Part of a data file

** Begin **

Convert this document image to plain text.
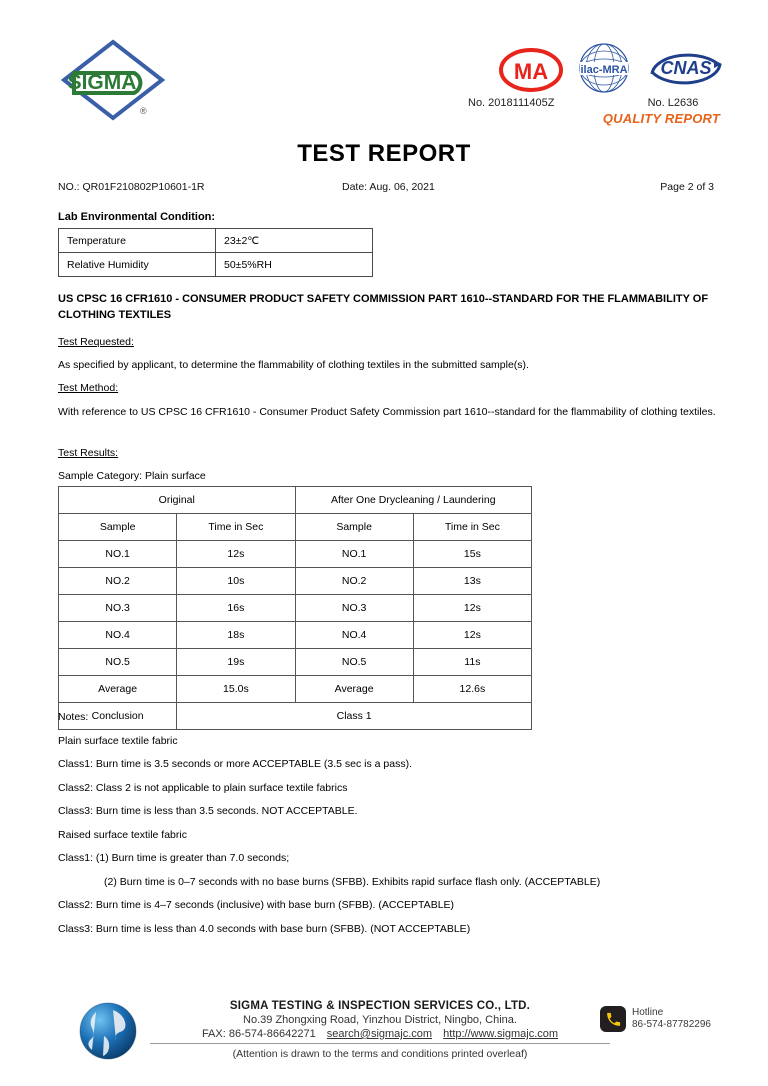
SIGMA
®
MA	ilac-MRA CNAS
No. 2018111405Z	No. L2636
QUALITY REPORT
TEST REPORT
NO.: QR01F210802P10601-1R	Date: Aug. 06, 2021	Page 2 of 3
Lab Environmental Condition:
Temperature	23±2℃
Relative Humidity	50±5%RH
US CPSC 16 CFR1610 - CONSUMER PRODUCT SAFETY COMMISSION PART 1610--STANDARD FOR THE FLAMMABILITY OF CLOTHING TEXTILES
Test Requested:
As specified by applicant, to determine the flammability of clothing textiles in the submitted sample(s).
Test Method:
With reference to US CPSC 16 CFR1610 - Consumer Product Safety Commission part 1610--standard for the flammability of clothing textiles.
Test Results:
Sample Category: Plain surface
Original		After One Drycleaning / Laundering	
Sample	Time in Sec	Sample	Time in Sec
NO.1	12s	NO.1	15s
NO.2	10s	NO.2	13s
NO.3	16s	NO.3	12s
NO.4	18s	NO.4	12s
NO.5	19s	NO.5	11s
Average	15.0s	Average	12.6s
Conclusion	Class 1		
Notes:
Plain surface textile fabric
Class1: Burn time is 3.5 seconds or more ACCEPTABLE (3.5 sec is a pass).
Class2: Class 2 is not applicable to plain surface textile fabrics
Class3: Burn time is less than 3.5 seconds. NOT ACCEPTABLE.
Raised surface textile fabric
Class1: (1) Burn time is greater than 7.0 seconds;
(2) Burn time is 0–7 seconds with no base burns (SFBB). Exhibits rapid surface flash only. (ACCEPTABLE)
Class2: Burn time is 4–7 seconds (inclusive) with base burn (SFBB). (ACCEPTABLE)
Class3: Burn time is less than 4.0 seconds with base burn (SFBB). (NOT ACCEPTABLE)
SIGMA TESTING & INSPECTION SERVICES CO., LTD.
No.39 Zhongxing Road, Yinzhou District, Ningbo, China.
FAX: 86-574-86642271 search@sigmajc.com http://www.sigmajc.com
(Attention is drawn to the terms and conditions printed overleaf)
Hotline
86-574-87782296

** End **

What you need to do
In the entries above, identify every line with the word "base". Copy those lines.

Output of the exercise
(2) Burn time is 0–7 seconds with no base burns (SFBB). Exhibits rapid surface flash only. (ACCEPTABLE)
Class2: Burn time is 4–7 seconds (inclusive) with base burn (SFBB). (ACCEPTABLE)
Class3: Burn time is less than 4.0 seconds with base burn (SFBB). (NOT ACCEPTABLE)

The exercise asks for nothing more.